Stored data
◆ ◆ ◆
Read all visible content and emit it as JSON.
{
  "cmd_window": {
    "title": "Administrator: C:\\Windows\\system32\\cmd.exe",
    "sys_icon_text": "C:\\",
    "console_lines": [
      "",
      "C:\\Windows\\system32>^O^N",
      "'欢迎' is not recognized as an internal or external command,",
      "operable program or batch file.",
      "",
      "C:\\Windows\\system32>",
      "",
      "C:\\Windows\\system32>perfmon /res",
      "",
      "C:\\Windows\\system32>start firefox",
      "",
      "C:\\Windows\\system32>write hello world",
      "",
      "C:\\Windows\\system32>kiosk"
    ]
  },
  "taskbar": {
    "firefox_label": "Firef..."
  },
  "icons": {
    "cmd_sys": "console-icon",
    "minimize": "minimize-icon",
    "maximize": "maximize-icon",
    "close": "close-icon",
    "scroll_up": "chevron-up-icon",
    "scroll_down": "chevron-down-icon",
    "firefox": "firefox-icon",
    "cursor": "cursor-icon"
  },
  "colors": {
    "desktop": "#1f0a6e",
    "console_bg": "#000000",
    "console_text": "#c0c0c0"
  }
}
◆ ◆ ◆
= Aim of the task =
Collect every line from the records above that contains the word "Windows".

= Result of the exercise =
    "title": "Administrator: C:\\Windows\\system32\\cmd.exe",
      "C:\\Windows\\system32>^O^N",
      "C:\\Windows\\system32>",
      "C:\\Windows\\system32>perfmon /res",
      "C:\\Windows\\system32>start firefox",
      "C:\\Windows\\system32>write hello world",
      "C:\\Windows\\system32>kiosk"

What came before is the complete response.